# [DATA SHOWN]
::::::
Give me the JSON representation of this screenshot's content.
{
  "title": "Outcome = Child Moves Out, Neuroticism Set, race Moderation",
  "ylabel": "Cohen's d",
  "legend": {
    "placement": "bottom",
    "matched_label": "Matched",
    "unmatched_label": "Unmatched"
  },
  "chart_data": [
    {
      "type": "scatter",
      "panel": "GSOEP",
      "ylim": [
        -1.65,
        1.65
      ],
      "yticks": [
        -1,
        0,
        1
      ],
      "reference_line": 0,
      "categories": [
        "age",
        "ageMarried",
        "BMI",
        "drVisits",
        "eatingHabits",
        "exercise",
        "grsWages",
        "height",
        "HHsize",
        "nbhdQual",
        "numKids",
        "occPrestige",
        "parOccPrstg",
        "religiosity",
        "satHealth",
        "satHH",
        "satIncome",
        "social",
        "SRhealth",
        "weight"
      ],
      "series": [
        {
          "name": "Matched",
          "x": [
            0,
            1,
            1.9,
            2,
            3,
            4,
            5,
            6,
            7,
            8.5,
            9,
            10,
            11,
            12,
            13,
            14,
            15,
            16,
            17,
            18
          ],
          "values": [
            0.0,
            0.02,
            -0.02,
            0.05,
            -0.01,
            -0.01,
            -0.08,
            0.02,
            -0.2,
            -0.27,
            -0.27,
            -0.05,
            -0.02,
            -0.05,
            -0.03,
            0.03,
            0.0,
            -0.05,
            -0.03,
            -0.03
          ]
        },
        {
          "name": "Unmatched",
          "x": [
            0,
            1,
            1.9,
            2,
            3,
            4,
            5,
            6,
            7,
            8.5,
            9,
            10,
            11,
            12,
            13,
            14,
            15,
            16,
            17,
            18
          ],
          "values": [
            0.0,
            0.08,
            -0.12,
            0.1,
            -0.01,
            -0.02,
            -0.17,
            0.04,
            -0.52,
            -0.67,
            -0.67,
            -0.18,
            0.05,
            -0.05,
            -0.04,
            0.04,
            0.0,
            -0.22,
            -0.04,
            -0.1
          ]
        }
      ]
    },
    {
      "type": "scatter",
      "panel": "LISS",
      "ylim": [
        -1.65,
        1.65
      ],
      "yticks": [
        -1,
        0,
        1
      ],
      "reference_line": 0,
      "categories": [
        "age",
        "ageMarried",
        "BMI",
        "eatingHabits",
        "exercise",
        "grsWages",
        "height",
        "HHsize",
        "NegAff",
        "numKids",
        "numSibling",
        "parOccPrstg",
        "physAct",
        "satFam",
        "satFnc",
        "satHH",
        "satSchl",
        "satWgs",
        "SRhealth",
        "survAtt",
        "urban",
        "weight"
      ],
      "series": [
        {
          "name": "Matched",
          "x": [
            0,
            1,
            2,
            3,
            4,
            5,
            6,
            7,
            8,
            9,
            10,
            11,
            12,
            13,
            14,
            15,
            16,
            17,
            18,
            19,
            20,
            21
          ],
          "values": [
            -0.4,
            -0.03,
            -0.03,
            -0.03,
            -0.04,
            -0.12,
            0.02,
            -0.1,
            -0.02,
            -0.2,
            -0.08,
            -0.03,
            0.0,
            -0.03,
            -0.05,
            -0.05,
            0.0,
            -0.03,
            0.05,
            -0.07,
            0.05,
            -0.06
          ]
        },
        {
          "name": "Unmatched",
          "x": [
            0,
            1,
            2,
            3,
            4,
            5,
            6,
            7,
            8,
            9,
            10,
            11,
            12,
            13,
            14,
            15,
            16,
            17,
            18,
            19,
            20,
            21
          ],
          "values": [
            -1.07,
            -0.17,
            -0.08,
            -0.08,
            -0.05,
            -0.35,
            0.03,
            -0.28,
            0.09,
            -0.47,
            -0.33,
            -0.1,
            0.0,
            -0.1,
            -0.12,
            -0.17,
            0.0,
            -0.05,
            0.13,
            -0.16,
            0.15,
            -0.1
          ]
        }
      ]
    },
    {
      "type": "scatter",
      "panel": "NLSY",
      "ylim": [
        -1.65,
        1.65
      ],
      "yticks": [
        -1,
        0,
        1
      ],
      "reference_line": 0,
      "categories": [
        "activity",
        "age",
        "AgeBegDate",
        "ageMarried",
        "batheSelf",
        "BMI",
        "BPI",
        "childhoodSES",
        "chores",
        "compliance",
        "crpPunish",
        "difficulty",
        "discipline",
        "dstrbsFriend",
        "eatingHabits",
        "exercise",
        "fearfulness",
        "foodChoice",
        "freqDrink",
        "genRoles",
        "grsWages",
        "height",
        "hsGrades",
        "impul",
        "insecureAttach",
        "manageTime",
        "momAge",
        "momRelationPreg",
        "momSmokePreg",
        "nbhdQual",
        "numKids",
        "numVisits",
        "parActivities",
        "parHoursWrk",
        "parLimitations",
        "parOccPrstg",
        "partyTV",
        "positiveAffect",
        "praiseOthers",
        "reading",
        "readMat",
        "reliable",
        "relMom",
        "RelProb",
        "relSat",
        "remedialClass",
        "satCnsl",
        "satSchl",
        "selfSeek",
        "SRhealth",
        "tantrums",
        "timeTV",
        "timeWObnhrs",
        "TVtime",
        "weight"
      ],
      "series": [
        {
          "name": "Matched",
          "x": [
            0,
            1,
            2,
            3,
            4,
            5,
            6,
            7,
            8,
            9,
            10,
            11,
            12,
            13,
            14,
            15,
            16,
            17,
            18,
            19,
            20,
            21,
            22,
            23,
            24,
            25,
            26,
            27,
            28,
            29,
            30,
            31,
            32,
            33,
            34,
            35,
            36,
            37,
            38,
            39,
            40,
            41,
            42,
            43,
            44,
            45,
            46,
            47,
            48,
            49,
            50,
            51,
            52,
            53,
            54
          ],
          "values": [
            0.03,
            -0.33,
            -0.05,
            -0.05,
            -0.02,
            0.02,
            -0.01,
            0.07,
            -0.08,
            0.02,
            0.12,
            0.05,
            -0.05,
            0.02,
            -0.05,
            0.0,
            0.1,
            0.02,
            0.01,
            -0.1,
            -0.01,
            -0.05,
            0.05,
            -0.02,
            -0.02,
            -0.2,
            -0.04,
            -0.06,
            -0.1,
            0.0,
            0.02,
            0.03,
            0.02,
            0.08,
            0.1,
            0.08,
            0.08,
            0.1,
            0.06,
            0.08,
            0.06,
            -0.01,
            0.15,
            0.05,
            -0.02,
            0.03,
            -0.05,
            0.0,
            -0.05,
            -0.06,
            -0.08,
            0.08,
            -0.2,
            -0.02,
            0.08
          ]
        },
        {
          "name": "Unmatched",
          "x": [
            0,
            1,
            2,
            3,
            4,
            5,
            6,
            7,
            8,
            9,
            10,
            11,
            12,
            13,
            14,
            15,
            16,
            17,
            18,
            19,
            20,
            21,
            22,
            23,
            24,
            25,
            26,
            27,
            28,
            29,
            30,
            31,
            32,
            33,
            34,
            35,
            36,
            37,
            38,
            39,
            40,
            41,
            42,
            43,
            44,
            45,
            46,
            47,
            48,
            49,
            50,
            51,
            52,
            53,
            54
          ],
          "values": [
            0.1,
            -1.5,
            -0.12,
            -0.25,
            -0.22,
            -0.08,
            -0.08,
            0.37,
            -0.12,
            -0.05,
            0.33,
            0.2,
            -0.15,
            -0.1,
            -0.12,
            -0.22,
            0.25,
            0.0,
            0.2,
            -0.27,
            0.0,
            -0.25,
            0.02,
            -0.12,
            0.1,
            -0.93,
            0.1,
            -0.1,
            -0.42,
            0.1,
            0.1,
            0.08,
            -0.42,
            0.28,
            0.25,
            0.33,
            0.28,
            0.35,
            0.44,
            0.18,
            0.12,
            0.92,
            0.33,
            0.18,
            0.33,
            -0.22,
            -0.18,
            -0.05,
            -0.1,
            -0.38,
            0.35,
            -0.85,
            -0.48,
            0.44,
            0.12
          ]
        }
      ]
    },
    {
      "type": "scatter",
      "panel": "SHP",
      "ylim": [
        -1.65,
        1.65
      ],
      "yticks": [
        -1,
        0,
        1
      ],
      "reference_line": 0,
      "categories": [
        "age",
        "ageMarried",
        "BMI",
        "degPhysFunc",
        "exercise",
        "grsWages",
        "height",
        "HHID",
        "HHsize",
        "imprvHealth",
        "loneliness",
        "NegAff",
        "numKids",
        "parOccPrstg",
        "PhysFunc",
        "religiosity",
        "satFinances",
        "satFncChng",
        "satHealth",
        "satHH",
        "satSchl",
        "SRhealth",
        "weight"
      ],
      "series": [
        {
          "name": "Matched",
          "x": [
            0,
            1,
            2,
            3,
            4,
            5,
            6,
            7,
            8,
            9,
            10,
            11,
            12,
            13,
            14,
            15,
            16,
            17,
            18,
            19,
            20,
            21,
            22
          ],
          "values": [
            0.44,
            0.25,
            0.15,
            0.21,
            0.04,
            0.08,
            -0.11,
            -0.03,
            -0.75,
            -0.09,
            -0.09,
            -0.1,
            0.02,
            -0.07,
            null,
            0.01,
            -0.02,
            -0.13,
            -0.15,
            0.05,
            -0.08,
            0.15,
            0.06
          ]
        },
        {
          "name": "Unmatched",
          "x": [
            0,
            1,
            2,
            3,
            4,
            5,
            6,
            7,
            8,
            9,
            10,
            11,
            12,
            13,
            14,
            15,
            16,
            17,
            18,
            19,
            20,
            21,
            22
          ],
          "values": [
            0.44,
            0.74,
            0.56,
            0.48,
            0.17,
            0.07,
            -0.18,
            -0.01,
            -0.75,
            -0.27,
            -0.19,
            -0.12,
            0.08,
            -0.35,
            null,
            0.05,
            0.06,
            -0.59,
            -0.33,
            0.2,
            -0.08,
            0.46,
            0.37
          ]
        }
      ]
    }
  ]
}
::::::
# [WORK TO DO]
Using the listing above, pick out each line that contains the word "panel", then copy it.

# [REPLY]
      "panel": "GSOEP",
      "panel": "LISS",
      "panel": "NLSY",
      "panel": "SHP",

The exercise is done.